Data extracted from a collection
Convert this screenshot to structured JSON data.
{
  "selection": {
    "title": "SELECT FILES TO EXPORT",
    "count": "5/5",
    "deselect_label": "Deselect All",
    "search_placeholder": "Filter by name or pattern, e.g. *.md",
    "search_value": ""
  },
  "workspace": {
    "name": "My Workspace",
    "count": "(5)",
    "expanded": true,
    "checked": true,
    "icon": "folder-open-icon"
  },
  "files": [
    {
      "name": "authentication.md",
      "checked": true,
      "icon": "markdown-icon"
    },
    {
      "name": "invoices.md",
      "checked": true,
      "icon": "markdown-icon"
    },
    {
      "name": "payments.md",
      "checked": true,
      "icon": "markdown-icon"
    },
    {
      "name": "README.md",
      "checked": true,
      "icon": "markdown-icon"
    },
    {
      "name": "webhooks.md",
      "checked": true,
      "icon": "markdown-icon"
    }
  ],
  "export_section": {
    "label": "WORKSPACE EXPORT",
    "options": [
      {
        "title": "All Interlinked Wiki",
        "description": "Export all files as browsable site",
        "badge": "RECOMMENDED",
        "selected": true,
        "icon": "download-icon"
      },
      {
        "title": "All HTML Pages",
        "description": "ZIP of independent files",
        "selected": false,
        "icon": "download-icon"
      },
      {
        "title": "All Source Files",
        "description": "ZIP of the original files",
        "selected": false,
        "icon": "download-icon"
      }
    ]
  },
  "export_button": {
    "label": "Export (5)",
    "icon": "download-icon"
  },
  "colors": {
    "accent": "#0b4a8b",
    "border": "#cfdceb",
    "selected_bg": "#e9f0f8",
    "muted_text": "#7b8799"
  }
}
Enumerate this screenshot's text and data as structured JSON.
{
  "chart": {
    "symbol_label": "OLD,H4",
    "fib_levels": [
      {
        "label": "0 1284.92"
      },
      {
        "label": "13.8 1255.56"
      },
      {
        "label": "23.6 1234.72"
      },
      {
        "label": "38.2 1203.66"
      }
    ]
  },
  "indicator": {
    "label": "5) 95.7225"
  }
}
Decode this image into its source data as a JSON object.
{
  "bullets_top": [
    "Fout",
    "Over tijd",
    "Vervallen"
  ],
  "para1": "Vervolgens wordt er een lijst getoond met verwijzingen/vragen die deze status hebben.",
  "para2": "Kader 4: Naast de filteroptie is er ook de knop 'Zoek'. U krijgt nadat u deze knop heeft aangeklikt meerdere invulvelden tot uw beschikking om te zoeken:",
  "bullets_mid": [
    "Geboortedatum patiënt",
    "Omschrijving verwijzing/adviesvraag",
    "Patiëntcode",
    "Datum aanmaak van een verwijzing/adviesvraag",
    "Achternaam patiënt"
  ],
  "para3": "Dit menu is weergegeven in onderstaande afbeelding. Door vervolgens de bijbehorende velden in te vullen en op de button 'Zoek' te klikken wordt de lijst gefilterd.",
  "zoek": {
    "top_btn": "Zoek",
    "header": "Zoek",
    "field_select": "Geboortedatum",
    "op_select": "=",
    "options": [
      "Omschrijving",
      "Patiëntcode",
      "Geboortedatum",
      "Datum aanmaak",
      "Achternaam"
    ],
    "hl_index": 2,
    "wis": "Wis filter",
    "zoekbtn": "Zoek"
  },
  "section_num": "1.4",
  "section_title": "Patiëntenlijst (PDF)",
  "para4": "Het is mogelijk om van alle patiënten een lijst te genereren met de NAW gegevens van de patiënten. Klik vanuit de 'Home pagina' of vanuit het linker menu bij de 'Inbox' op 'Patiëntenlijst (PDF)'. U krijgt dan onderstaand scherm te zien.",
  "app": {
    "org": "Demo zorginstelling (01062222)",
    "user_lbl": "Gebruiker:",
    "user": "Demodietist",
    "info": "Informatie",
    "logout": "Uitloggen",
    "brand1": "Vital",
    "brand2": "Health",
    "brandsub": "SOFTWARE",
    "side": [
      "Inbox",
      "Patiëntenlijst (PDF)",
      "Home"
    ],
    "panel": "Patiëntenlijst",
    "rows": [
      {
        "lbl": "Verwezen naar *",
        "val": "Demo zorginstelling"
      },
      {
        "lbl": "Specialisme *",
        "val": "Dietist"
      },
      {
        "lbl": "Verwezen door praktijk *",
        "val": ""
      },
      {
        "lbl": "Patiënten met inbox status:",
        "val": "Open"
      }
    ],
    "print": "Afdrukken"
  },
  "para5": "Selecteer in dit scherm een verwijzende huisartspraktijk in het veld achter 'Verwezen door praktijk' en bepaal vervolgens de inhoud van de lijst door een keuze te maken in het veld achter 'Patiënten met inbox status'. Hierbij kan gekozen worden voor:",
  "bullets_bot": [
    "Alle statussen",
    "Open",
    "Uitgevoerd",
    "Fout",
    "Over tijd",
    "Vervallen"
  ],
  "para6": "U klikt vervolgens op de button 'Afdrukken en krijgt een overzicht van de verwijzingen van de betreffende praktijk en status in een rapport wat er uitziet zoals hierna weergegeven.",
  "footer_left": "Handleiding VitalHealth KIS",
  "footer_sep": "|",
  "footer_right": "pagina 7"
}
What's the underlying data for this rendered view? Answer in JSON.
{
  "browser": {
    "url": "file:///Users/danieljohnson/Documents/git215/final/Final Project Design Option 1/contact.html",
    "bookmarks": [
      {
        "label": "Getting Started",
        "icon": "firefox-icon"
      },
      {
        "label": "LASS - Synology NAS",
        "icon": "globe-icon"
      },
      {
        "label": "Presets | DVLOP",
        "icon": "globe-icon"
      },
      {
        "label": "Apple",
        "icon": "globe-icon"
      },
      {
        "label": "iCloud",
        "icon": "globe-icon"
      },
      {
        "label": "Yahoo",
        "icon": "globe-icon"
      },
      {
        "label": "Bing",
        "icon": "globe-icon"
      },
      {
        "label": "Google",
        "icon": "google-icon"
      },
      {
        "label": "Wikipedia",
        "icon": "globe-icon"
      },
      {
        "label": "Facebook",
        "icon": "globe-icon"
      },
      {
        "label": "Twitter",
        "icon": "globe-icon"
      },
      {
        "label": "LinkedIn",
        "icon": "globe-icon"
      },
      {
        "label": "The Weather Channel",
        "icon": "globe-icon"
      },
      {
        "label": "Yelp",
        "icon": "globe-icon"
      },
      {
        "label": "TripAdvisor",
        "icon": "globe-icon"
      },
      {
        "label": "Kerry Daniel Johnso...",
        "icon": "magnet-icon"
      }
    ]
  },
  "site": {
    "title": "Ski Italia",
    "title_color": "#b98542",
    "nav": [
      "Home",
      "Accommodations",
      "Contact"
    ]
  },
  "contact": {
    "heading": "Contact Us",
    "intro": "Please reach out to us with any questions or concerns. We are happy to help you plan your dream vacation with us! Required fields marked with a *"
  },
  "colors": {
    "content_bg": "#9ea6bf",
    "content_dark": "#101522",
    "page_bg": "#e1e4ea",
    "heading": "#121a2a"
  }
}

WORK INSTRUCTIONS: Every line in the data above that contains "Geboortedatum" needs to be copied.

ANSWER TO THIS TASK:
    "Geboortedatum patiënt",
    "field_select": "Geboortedatum",
      "Geboortedatum",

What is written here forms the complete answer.